Work to complete: Identify all lines of the data containing the string "name" and copy them.
━━━ Supplied entries ━━━
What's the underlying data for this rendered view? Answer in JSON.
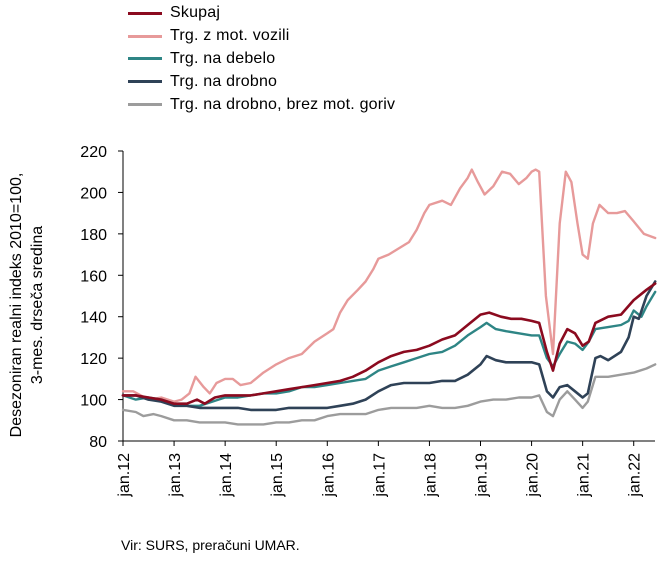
{
  "chart_data": {
    "type": "line",
    "title": "",
    "ylabel_lines": [
      "Desezoniran realni indeks 2010=100,",
      "3-mes. drseča sredina"
    ],
    "xlabel": "",
    "ylim": [
      80,
      220
    ],
    "yticks": [
      80,
      100,
      120,
      140,
      160,
      180,
      200,
      220
    ],
    "x_range": [
      2012.0,
      2022.4167
    ],
    "xticks": [
      {
        "label": "jan.12",
        "x": 2012
      },
      {
        "label": "jan.13",
        "x": 2013
      },
      {
        "label": "jan.14",
        "x": 2014
      },
      {
        "label": "jan.15",
        "x": 2015
      },
      {
        "label": "jan.16",
        "x": 2016
      },
      {
        "label": "jan.17",
        "x": 2017
      },
      {
        "label": "jan.18",
        "x": 2018
      },
      {
        "label": "jan.19",
        "x": 2019
      },
      {
        "label": "jan.20",
        "x": 2020
      },
      {
        "label": "jan.21",
        "x": 2021
      },
      {
        "label": "jan.22",
        "x": 2022
      }
    ],
    "grid": false,
    "legend_position": "top-left",
    "series": [
      {
        "name": "Skupaj",
        "color": "#8b0a1f",
        "width": 2.6,
        "points": [
          [
            2012.0,
            102
          ],
          [
            2012.25,
            102
          ],
          [
            2012.5,
            101
          ],
          [
            2012.75,
            100
          ],
          [
            2013.0,
            98
          ],
          [
            2013.25,
            98
          ],
          [
            2013.45,
            100
          ],
          [
            2013.6,
            98
          ],
          [
            2013.8,
            101
          ],
          [
            2014.0,
            102
          ],
          [
            2014.25,
            102
          ],
          [
            2014.5,
            102
          ],
          [
            2014.75,
            103
          ],
          [
            2015.0,
            104
          ],
          [
            2015.25,
            105
          ],
          [
            2015.5,
            106
          ],
          [
            2015.75,
            107
          ],
          [
            2016.0,
            108
          ],
          [
            2016.25,
            109
          ],
          [
            2016.5,
            111
          ],
          [
            2016.75,
            114
          ],
          [
            2017.0,
            118
          ],
          [
            2017.25,
            121
          ],
          [
            2017.5,
            123
          ],
          [
            2017.75,
            124
          ],
          [
            2018.0,
            126
          ],
          [
            2018.25,
            129
          ],
          [
            2018.5,
            131
          ],
          [
            2018.75,
            136
          ],
          [
            2019.0,
            141
          ],
          [
            2019.17,
            142
          ],
          [
            2019.4,
            140
          ],
          [
            2019.6,
            139
          ],
          [
            2019.8,
            139
          ],
          [
            2020.0,
            138
          ],
          [
            2020.15,
            137
          ],
          [
            2020.3,
            123
          ],
          [
            2020.42,
            114
          ],
          [
            2020.55,
            127
          ],
          [
            2020.7,
            134
          ],
          [
            2020.85,
            132
          ],
          [
            2021.0,
            126
          ],
          [
            2021.12,
            128
          ],
          [
            2021.25,
            137
          ],
          [
            2021.5,
            140
          ],
          [
            2021.75,
            141
          ],
          [
            2022.0,
            148
          ],
          [
            2022.25,
            153
          ],
          [
            2022.42,
            156
          ]
        ]
      },
      {
        "name": "Trg. z mot. vozili",
        "color": "#e79a9a",
        "width": 2.4,
        "points": [
          [
            2012.0,
            104
          ],
          [
            2012.2,
            104
          ],
          [
            2012.35,
            102
          ],
          [
            2012.5,
            100
          ],
          [
            2012.75,
            101
          ],
          [
            2013.0,
            99
          ],
          [
            2013.15,
            100
          ],
          [
            2013.3,
            103
          ],
          [
            2013.42,
            111
          ],
          [
            2013.58,
            106
          ],
          [
            2013.7,
            103
          ],
          [
            2013.83,
            108
          ],
          [
            2014.0,
            110
          ],
          [
            2014.15,
            110
          ],
          [
            2014.3,
            107
          ],
          [
            2014.5,
            108
          ],
          [
            2014.75,
            113
          ],
          [
            2015.0,
            117
          ],
          [
            2015.25,
            120
          ],
          [
            2015.5,
            122
          ],
          [
            2015.75,
            128
          ],
          [
            2016.0,
            132
          ],
          [
            2016.12,
            134
          ],
          [
            2016.25,
            142
          ],
          [
            2016.4,
            148
          ],
          [
            2016.6,
            153
          ],
          [
            2016.75,
            157
          ],
          [
            2016.9,
            163
          ],
          [
            2017.0,
            168
          ],
          [
            2017.2,
            170
          ],
          [
            2017.4,
            173
          ],
          [
            2017.6,
            176
          ],
          [
            2017.75,
            182
          ],
          [
            2017.9,
            190
          ],
          [
            2018.0,
            194
          ],
          [
            2018.25,
            196
          ],
          [
            2018.42,
            194
          ],
          [
            2018.6,
            202
          ],
          [
            2018.75,
            207
          ],
          [
            2018.83,
            211
          ],
          [
            2018.95,
            205
          ],
          [
            2019.08,
            199
          ],
          [
            2019.25,
            203
          ],
          [
            2019.42,
            210
          ],
          [
            2019.58,
            209
          ],
          [
            2019.75,
            204
          ],
          [
            2019.9,
            207
          ],
          [
            2020.0,
            210
          ],
          [
            2020.08,
            211
          ],
          [
            2020.15,
            210
          ],
          [
            2020.28,
            150
          ],
          [
            2020.42,
            122
          ],
          [
            2020.55,
            185
          ],
          [
            2020.67,
            210
          ],
          [
            2020.78,
            205
          ],
          [
            2020.9,
            185
          ],
          [
            2021.0,
            170
          ],
          [
            2021.1,
            168
          ],
          [
            2021.2,
            185
          ],
          [
            2021.33,
            194
          ],
          [
            2021.5,
            190
          ],
          [
            2021.67,
            190
          ],
          [
            2021.83,
            191
          ],
          [
            2022.0,
            186
          ],
          [
            2022.2,
            180
          ],
          [
            2022.42,
            178
          ]
        ]
      },
      {
        "name": "Trg. na debelo",
        "color": "#2e8585",
        "width": 2.4,
        "points": [
          [
            2012.0,
            102
          ],
          [
            2012.25,
            100
          ],
          [
            2012.5,
            101
          ],
          [
            2012.75,
            100
          ],
          [
            2013.0,
            98
          ],
          [
            2013.25,
            97
          ],
          [
            2013.5,
            97
          ],
          [
            2013.75,
            99
          ],
          [
            2014.0,
            101
          ],
          [
            2014.25,
            101
          ],
          [
            2014.5,
            102
          ],
          [
            2014.75,
            103
          ],
          [
            2015.0,
            103
          ],
          [
            2015.25,
            104
          ],
          [
            2015.5,
            106
          ],
          [
            2015.75,
            106
          ],
          [
            2016.0,
            107
          ],
          [
            2016.25,
            108
          ],
          [
            2016.5,
            109
          ],
          [
            2016.75,
            110
          ],
          [
            2017.0,
            114
          ],
          [
            2017.25,
            116
          ],
          [
            2017.5,
            118
          ],
          [
            2017.75,
            120
          ],
          [
            2018.0,
            122
          ],
          [
            2018.25,
            123
          ],
          [
            2018.5,
            126
          ],
          [
            2018.75,
            131
          ],
          [
            2019.0,
            135
          ],
          [
            2019.12,
            137
          ],
          [
            2019.3,
            134
          ],
          [
            2019.5,
            133
          ],
          [
            2019.75,
            132
          ],
          [
            2020.0,
            131
          ],
          [
            2020.15,
            131
          ],
          [
            2020.3,
            120
          ],
          [
            2020.42,
            116
          ],
          [
            2020.55,
            122
          ],
          [
            2020.7,
            128
          ],
          [
            2020.85,
            127
          ],
          [
            2021.0,
            124
          ],
          [
            2021.12,
            128
          ],
          [
            2021.25,
            134
          ],
          [
            2021.5,
            135
          ],
          [
            2021.75,
            136
          ],
          [
            2021.9,
            138
          ],
          [
            2022.0,
            143
          ],
          [
            2022.15,
            140
          ],
          [
            2022.25,
            145
          ],
          [
            2022.42,
            152
          ]
        ]
      },
      {
        "name": "Trg. na drobno",
        "color": "#2f4257",
        "width": 2.6,
        "points": [
          [
            2012.0,
            102
          ],
          [
            2012.25,
            102
          ],
          [
            2012.5,
            100
          ],
          [
            2012.75,
            99
          ],
          [
            2013.0,
            97
          ],
          [
            2013.25,
            97
          ],
          [
            2013.5,
            96
          ],
          [
            2013.75,
            96
          ],
          [
            2014.0,
            96
          ],
          [
            2014.25,
            96
          ],
          [
            2014.5,
            95
          ],
          [
            2014.75,
            95
          ],
          [
            2015.0,
            95
          ],
          [
            2015.25,
            96
          ],
          [
            2015.5,
            96
          ],
          [
            2015.75,
            96
          ],
          [
            2016.0,
            96
          ],
          [
            2016.25,
            97
          ],
          [
            2016.5,
            98
          ],
          [
            2016.75,
            100
          ],
          [
            2017.0,
            104
          ],
          [
            2017.25,
            107
          ],
          [
            2017.5,
            108
          ],
          [
            2017.75,
            108
          ],
          [
            2018.0,
            108
          ],
          [
            2018.25,
            109
          ],
          [
            2018.5,
            109
          ],
          [
            2018.75,
            112
          ],
          [
            2019.0,
            117
          ],
          [
            2019.12,
            121
          ],
          [
            2019.3,
            119
          ],
          [
            2019.5,
            118
          ],
          [
            2019.75,
            118
          ],
          [
            2020.0,
            118
          ],
          [
            2020.15,
            117
          ],
          [
            2020.3,
            104
          ],
          [
            2020.42,
            101
          ],
          [
            2020.55,
            106
          ],
          [
            2020.7,
            107
          ],
          [
            2020.85,
            104
          ],
          [
            2021.0,
            101
          ],
          [
            2021.1,
            103
          ],
          [
            2021.25,
            120
          ],
          [
            2021.35,
            121
          ],
          [
            2021.5,
            119
          ],
          [
            2021.75,
            123
          ],
          [
            2021.9,
            130
          ],
          [
            2022.0,
            140
          ],
          [
            2022.1,
            139
          ],
          [
            2022.25,
            150
          ],
          [
            2022.42,
            157
          ]
        ]
      },
      {
        "name": "Trg. na drobno, brez mot. goriv",
        "color": "#9c9c9c",
        "width": 2.4,
        "points": [
          [
            2012.0,
            95
          ],
          [
            2012.25,
            94
          ],
          [
            2012.4,
            92
          ],
          [
            2012.6,
            93
          ],
          [
            2012.75,
            92
          ],
          [
            2013.0,
            90
          ],
          [
            2013.25,
            90
          ],
          [
            2013.5,
            89
          ],
          [
            2013.75,
            89
          ],
          [
            2014.0,
            89
          ],
          [
            2014.25,
            88
          ],
          [
            2014.5,
            88
          ],
          [
            2014.75,
            88
          ],
          [
            2015.0,
            89
          ],
          [
            2015.25,
            89
          ],
          [
            2015.5,
            90
          ],
          [
            2015.75,
            90
          ],
          [
            2016.0,
            92
          ],
          [
            2016.25,
            93
          ],
          [
            2016.5,
            93
          ],
          [
            2016.75,
            93
          ],
          [
            2017.0,
            95
          ],
          [
            2017.25,
            96
          ],
          [
            2017.5,
            96
          ],
          [
            2017.75,
            96
          ],
          [
            2018.0,
            97
          ],
          [
            2018.25,
            96
          ],
          [
            2018.5,
            96
          ],
          [
            2018.75,
            97
          ],
          [
            2019.0,
            99
          ],
          [
            2019.25,
            100
          ],
          [
            2019.5,
            100
          ],
          [
            2019.75,
            101
          ],
          [
            2020.0,
            101
          ],
          [
            2020.15,
            102
          ],
          [
            2020.3,
            94
          ],
          [
            2020.42,
            92
          ],
          [
            2020.55,
            100
          ],
          [
            2020.7,
            104
          ],
          [
            2020.85,
            100
          ],
          [
            2021.0,
            96
          ],
          [
            2021.1,
            99
          ],
          [
            2021.25,
            111
          ],
          [
            2021.5,
            111
          ],
          [
            2021.75,
            112
          ],
          [
            2022.0,
            113
          ],
          [
            2022.25,
            115
          ],
          [
            2022.42,
            117
          ]
        ]
      }
    ]
  },
  "source": "Vir: SURS, preračuni UMAR."
}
━━━
Exercise output:
        "name": "Skupaj",
        "name": "Trg. z mot. vozili",
        "name": "Trg. na debelo",
        "name": "Trg. na drobno",
        "name": "Trg. na drobno, brez mot. goriv",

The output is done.